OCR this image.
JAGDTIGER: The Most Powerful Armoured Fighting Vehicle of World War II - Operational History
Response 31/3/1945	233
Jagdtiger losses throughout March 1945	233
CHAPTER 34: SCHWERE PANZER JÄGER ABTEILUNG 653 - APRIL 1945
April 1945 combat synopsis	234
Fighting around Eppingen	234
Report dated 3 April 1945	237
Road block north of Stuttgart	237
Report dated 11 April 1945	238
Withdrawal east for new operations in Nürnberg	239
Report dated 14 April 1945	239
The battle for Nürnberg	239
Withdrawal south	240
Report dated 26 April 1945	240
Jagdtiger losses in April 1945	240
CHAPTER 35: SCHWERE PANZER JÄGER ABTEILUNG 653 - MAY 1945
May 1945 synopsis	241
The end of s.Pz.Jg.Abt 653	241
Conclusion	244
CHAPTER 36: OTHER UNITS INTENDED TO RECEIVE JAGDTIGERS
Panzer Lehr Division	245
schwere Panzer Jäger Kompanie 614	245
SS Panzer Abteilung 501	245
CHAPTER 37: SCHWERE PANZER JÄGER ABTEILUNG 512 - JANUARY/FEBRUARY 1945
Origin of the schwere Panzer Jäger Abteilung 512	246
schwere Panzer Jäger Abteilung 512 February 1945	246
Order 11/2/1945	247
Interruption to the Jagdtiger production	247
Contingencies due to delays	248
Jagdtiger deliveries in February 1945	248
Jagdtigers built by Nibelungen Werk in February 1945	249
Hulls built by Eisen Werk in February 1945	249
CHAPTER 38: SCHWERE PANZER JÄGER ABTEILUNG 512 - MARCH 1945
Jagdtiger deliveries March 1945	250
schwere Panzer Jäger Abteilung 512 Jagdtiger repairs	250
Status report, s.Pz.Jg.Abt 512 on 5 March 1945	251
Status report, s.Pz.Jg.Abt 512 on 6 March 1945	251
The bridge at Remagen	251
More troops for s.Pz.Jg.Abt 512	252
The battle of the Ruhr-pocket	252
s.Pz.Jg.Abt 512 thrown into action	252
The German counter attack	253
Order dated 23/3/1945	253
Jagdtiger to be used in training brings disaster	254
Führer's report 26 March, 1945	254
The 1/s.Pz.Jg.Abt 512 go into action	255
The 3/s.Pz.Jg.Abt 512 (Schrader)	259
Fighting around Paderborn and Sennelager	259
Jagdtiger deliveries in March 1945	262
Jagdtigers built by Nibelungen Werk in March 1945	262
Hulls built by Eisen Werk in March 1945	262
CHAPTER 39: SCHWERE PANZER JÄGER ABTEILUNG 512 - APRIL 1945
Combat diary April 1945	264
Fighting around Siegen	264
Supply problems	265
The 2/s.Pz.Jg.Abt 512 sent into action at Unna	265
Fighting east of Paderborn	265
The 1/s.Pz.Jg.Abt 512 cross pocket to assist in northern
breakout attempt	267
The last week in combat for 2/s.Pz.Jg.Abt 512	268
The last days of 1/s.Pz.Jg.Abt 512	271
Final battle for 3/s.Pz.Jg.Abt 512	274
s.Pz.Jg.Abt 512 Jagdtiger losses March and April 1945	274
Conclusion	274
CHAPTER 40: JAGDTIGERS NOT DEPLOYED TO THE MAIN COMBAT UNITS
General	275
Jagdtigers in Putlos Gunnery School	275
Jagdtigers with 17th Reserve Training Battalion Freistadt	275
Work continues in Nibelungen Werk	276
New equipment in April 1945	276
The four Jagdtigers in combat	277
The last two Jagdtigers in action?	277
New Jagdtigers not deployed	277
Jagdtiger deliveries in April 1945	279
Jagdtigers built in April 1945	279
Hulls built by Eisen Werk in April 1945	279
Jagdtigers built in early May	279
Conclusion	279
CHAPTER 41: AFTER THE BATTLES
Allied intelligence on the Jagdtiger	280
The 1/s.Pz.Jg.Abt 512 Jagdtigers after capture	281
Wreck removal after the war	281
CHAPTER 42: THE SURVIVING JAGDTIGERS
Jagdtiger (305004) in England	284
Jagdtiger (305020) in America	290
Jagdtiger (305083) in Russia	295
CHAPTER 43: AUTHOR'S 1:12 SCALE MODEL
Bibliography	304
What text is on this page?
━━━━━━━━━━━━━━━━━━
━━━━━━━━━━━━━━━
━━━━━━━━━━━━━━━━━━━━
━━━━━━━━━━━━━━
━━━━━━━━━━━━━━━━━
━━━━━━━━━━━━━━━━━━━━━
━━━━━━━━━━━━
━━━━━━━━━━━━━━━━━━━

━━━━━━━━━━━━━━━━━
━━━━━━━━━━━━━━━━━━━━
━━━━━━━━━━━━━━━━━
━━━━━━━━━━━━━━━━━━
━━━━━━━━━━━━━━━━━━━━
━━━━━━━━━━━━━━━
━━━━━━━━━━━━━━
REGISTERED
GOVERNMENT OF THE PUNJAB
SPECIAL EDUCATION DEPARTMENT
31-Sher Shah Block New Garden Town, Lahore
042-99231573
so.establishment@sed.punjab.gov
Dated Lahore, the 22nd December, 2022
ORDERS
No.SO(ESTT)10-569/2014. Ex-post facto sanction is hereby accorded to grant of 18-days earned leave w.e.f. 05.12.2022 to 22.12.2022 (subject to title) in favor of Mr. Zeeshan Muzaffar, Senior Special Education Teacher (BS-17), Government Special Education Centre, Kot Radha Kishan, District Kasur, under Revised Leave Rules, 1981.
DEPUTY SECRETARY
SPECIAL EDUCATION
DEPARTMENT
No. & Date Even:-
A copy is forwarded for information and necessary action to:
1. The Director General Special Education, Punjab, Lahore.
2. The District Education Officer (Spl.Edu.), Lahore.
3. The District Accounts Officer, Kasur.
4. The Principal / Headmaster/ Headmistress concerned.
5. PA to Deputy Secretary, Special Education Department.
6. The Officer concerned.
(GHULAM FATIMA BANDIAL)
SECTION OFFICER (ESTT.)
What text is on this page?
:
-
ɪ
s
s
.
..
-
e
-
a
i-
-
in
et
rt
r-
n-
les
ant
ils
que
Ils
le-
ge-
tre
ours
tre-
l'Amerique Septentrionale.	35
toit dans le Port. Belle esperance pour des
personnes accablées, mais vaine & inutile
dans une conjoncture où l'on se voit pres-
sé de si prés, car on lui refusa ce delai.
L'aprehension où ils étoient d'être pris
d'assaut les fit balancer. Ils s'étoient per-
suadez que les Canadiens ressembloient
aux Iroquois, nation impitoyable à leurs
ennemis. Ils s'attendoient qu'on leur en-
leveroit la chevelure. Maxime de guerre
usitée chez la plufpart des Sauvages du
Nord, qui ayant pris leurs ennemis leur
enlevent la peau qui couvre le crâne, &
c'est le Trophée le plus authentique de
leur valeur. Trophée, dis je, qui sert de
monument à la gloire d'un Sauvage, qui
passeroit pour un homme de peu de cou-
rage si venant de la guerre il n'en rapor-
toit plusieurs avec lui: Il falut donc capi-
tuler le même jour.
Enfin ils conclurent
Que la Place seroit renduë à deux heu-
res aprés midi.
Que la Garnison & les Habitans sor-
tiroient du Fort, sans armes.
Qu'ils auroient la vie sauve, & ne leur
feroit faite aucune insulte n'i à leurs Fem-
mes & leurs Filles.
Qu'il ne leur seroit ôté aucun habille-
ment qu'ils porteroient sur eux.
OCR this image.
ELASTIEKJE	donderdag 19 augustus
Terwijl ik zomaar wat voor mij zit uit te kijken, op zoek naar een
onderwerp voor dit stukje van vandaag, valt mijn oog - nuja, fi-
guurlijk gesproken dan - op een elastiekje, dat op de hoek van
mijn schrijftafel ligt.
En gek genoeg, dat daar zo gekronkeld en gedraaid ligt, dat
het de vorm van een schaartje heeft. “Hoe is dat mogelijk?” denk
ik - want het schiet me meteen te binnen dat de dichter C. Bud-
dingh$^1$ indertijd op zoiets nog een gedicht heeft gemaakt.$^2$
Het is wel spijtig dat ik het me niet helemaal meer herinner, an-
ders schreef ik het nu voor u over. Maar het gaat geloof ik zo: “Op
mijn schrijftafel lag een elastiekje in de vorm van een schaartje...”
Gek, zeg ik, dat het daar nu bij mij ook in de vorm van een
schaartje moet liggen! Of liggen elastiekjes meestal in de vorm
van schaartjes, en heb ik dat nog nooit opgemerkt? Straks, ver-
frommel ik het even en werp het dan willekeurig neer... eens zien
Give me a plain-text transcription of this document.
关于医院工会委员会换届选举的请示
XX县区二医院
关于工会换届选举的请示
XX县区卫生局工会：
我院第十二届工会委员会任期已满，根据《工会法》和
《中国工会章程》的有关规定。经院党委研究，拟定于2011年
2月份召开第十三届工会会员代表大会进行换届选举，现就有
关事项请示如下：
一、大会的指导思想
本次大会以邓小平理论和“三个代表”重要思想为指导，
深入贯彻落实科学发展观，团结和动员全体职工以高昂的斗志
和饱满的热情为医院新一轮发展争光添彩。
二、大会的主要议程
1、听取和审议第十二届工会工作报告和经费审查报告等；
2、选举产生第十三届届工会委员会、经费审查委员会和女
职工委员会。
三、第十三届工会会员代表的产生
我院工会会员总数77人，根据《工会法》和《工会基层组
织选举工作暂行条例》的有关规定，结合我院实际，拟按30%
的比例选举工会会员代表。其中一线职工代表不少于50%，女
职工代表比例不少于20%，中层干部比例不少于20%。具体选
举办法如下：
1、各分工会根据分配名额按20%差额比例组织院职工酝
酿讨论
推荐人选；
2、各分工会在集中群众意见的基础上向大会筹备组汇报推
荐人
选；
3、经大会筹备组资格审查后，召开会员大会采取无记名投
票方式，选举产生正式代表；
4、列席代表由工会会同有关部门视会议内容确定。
※
* **WHAT NEEDS TO BE DONE**
Show every line from the listing above in which the string "schrijftafel" appears.

* **RESPONSE TO THIS EXERCISE**
mijn schrijftafel ligt.
mijn schrijftafel lag een elastiekje in de vorm van een schaartje...”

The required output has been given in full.